# [What is needed]
Copy out all the records exactly.

━━━ Available records ━━━

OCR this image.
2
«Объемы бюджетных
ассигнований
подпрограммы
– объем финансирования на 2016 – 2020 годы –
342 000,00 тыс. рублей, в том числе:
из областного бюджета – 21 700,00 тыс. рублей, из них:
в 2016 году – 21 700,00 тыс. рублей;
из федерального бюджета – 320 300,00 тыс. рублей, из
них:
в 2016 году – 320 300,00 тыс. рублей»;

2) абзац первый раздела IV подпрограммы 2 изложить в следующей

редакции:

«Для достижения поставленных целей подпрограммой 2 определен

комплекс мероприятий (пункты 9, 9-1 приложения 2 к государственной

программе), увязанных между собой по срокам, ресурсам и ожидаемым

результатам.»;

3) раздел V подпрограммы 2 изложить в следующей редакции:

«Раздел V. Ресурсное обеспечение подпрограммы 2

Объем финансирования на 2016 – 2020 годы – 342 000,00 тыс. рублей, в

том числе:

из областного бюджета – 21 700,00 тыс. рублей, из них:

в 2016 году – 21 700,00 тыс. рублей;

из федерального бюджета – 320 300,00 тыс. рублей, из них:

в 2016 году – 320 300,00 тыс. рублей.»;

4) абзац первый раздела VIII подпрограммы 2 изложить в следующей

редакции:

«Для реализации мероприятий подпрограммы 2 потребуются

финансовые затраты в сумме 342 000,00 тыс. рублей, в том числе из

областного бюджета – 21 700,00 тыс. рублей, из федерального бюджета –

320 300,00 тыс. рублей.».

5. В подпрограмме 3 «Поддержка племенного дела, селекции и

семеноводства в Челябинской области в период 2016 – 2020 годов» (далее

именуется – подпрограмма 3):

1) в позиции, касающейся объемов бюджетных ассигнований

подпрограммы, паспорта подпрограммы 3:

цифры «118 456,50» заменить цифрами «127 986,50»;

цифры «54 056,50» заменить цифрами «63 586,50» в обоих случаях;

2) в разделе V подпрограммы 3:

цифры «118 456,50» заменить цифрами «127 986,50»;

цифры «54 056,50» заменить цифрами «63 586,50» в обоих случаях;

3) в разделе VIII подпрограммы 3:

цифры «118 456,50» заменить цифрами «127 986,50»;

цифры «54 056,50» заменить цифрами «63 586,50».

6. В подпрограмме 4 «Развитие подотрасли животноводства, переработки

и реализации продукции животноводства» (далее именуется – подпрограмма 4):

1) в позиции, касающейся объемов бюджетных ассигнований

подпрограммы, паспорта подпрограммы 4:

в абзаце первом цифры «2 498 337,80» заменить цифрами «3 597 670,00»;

━━━

# [Worked solution]
OCR this image.
2
«Объемы бюджетных
ассигнований
подпрограммы
– объем финансирования на 2016 – 2020 годы –
342 000,00 тыс. рублей, в том числе:
из областного бюджета – 21 700,00 тыс. рублей, из них:
в 2016 году – 21 700,00 тыс. рублей;
из федерального бюджета – 320 300,00 тыс. рублей, из
них:
в 2016 году – 320 300,00 тыс. рублей»;

2) абзац первый раздела IV подпрограммы 2 изложить в следующей

редакции:

«Для достижения поставленных целей подпрограммой 2 определен

комплекс мероприятий (пункты 9, 9-1 приложения 2 к государственной

программе), увязанных между собой по срокам, ресурсам и ожидаемым

результатам.»;

3) раздел V подпрограммы 2 изложить в следующей редакции:

«Раздел V. Ресурсное обеспечение подпрограммы 2

Объем финансирования на 2016 – 2020 годы – 342 000,00 тыс. рублей, в

том числе:

из областного бюджета – 21 700,00 тыс. рублей, из них:

в 2016 году – 21 700,00 тыс. рублей;

из федерального бюджета – 320 300,00 тыс. рублей, из них:

в 2016 году – 320 300,00 тыс. рублей.»;

4) абзац первый раздела VIII подпрограммы 2 изложить в следующей

редакции:

«Для реализации мероприятий подпрограммы 2 потребуются

финансовые затраты в сумме 342 000,00 тыс. рублей, в том числе из

областного бюджета – 21 700,00 тыс. рублей, из федерального бюджета –

320 300,00 тыс. рублей.».

5. В подпрограмме 3 «Поддержка племенного дела, селекции и

семеноводства в Челябинской области в период 2016 – 2020 годов» (далее

именуется – подпрограмма 3):

1) в позиции, касающейся объемов бюджетных ассигнований

подпрограммы, паспорта подпрограммы 3:

цифры «118 456,50» заменить цифрами «127 986,50»;

цифры «54 056,50» заменить цифрами «63 586,50» в обоих случаях;

2) в разделе V подпрограммы 3:

цифры «118 456,50» заменить цифрами «127 986,50»;

цифры «54 056,50» заменить цифрами «63 586,50» в обоих случаях;

3) в разделе VIII подпрограммы 3:

цифры «118 456,50» заменить цифрами «127 986,50»;

цифры «54 056,50» заменить цифрами «63 586,50».

6. В подпрограмме 4 «Развитие подотрасли животноводства, переработки

и реализации продукции животноводства» (далее именуется – подпрограмма 4):

1) в позиции, касающейся объемов бюджетных ассигнований

подпрограммы, паспорта подпрограммы 4:

в абзаце первом цифры «2 498 337,80» заменить цифрами «3 597 670,00»;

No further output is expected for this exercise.